#### Set problem:
State the number of lines that contain the word "JSON", and add nothing else.

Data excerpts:
▬▬▬▬▬▬
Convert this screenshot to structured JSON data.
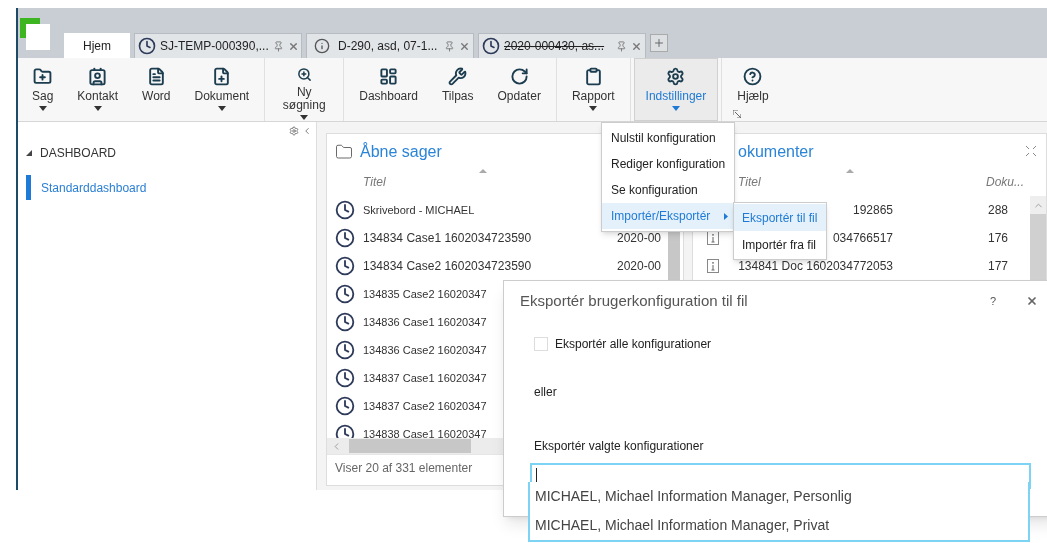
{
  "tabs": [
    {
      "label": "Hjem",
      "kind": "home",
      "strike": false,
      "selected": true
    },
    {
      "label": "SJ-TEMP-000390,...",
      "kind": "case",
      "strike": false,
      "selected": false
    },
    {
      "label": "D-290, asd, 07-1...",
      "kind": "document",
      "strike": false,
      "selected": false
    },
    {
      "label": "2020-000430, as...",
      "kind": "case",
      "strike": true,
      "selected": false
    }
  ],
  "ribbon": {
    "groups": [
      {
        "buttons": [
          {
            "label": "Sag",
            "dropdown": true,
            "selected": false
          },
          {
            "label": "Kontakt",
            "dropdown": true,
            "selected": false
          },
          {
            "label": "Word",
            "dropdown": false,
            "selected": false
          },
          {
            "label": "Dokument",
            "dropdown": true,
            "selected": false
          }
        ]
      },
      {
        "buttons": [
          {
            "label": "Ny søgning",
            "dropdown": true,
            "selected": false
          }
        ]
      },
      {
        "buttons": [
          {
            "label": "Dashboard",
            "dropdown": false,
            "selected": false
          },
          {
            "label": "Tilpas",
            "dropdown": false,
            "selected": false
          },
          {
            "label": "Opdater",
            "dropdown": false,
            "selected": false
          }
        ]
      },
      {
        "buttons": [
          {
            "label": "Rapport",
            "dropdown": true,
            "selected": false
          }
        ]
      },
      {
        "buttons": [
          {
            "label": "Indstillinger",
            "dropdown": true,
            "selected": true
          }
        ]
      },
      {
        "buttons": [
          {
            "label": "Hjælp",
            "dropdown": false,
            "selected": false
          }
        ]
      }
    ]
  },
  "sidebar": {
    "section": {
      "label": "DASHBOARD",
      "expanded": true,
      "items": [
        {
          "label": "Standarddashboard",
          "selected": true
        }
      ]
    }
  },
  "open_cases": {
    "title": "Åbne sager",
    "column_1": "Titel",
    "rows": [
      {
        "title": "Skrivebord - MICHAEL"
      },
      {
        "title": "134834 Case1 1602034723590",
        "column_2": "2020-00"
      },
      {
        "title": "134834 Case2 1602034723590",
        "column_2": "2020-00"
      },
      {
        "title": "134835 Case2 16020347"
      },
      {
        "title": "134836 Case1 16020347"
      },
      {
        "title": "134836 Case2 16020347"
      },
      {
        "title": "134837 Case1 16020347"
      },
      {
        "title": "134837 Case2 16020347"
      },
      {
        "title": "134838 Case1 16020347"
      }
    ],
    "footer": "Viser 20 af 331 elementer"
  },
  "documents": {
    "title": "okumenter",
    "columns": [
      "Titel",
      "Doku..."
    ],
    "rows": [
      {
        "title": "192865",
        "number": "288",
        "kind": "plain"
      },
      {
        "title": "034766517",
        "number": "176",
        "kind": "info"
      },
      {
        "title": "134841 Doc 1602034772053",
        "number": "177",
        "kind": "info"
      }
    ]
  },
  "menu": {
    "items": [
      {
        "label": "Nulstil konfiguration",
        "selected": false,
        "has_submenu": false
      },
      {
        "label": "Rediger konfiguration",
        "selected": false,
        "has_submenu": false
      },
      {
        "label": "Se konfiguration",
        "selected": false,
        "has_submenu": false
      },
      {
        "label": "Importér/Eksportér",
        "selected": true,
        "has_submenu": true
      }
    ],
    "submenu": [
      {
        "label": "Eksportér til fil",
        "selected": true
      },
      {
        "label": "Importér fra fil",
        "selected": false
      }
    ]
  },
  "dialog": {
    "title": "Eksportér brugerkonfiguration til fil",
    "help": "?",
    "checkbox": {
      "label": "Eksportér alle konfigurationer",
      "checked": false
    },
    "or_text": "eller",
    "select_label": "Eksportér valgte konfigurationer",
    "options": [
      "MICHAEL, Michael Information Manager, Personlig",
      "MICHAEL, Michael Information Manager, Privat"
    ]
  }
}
▬▬▬▬▬▬
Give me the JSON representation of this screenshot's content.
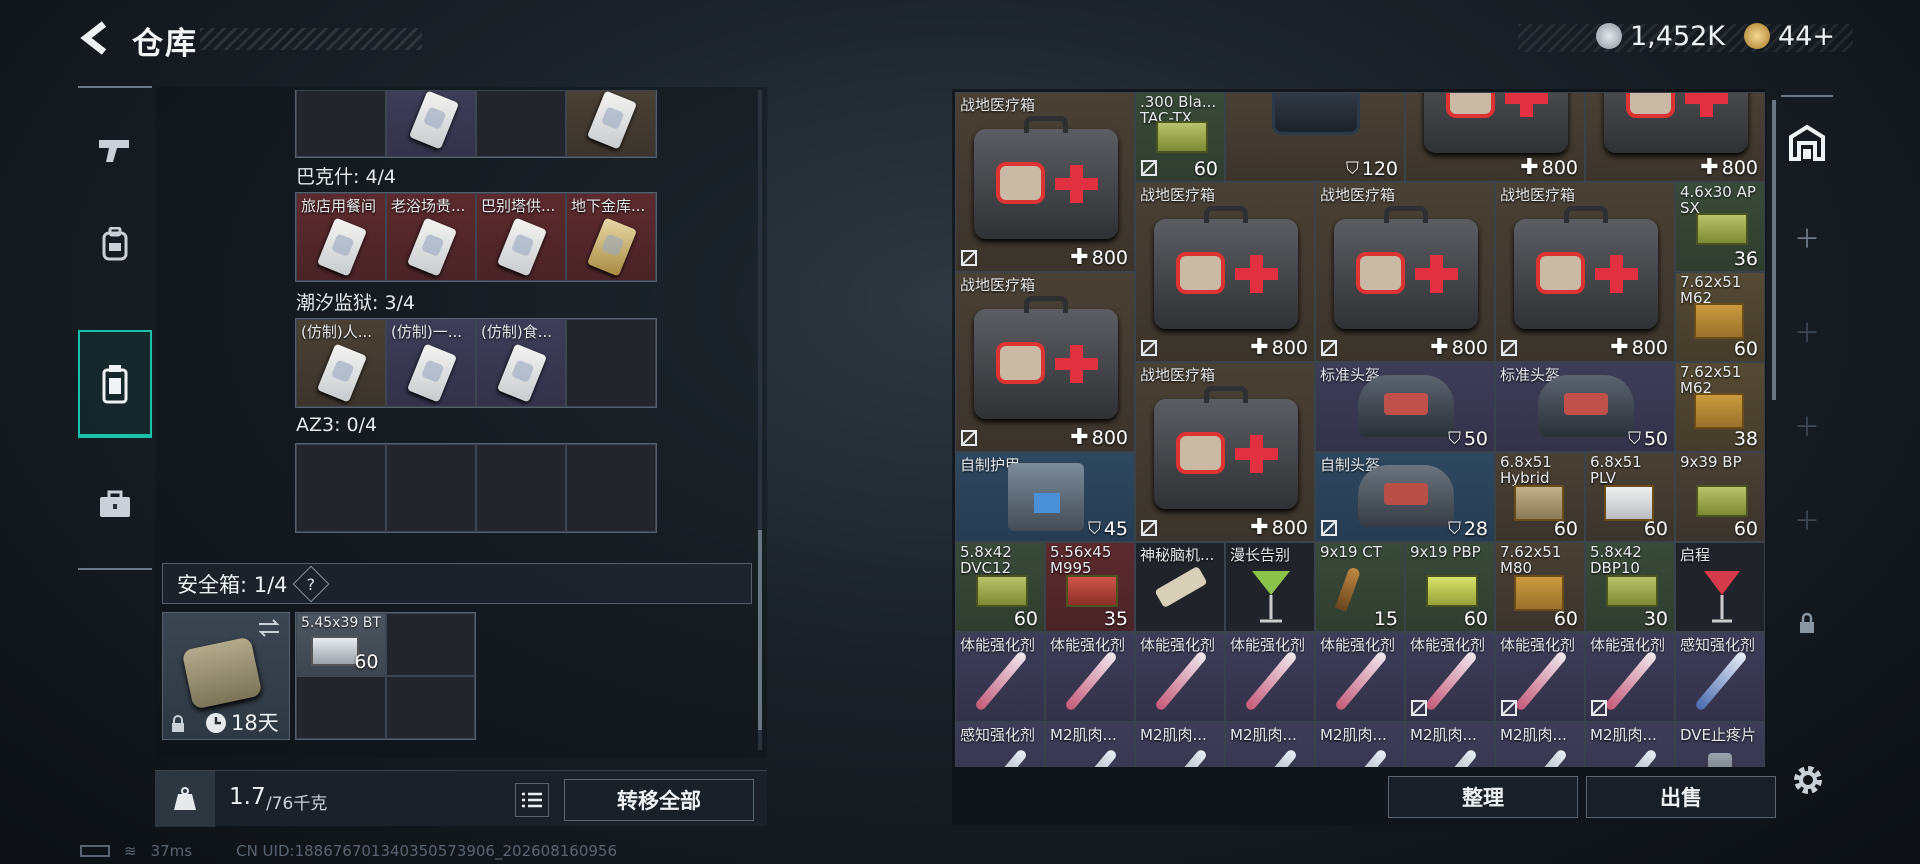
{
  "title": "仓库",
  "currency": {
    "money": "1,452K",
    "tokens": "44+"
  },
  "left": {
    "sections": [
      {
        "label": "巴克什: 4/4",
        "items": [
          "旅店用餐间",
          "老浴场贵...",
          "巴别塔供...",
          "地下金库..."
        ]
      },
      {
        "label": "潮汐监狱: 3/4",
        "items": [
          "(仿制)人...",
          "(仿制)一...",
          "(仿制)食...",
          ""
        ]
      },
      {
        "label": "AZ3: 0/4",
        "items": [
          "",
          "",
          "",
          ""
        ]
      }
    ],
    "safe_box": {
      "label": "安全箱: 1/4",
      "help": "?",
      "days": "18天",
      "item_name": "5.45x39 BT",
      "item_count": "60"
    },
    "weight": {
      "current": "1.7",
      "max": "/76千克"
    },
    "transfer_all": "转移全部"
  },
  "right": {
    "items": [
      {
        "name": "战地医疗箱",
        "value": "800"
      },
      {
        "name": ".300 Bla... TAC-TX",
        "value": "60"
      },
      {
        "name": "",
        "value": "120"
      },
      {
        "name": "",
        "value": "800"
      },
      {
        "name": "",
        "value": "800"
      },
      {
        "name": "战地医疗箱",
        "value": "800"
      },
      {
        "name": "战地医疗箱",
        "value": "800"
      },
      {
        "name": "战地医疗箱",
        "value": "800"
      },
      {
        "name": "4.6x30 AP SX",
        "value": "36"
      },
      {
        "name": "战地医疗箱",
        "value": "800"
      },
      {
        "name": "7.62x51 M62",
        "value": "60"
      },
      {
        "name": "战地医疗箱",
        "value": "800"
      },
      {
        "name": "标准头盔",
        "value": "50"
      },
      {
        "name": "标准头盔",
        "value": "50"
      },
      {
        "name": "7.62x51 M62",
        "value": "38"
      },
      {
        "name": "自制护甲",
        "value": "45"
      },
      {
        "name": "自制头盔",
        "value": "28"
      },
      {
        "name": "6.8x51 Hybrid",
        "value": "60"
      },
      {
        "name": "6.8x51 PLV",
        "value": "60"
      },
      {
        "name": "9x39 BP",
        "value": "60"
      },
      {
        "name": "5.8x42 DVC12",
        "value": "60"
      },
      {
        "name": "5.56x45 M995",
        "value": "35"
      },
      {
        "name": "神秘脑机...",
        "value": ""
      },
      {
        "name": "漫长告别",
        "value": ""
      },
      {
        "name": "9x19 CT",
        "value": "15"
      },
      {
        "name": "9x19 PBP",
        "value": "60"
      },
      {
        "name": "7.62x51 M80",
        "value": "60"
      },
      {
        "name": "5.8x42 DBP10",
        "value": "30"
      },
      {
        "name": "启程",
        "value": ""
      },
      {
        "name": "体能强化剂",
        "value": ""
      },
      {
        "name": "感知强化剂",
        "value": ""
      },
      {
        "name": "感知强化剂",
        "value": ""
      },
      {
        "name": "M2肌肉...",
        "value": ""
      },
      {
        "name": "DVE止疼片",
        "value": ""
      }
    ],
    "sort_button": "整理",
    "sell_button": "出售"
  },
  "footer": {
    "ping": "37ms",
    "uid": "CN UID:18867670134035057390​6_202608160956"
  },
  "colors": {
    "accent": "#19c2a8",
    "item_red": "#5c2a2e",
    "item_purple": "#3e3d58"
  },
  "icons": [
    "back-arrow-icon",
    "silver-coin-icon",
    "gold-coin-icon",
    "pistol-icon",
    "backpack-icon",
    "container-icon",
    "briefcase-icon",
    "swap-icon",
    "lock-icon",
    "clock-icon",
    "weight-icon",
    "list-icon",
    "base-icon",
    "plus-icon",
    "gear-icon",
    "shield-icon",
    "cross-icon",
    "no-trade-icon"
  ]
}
▬▬▬▬▬▬
#### Task answer:
2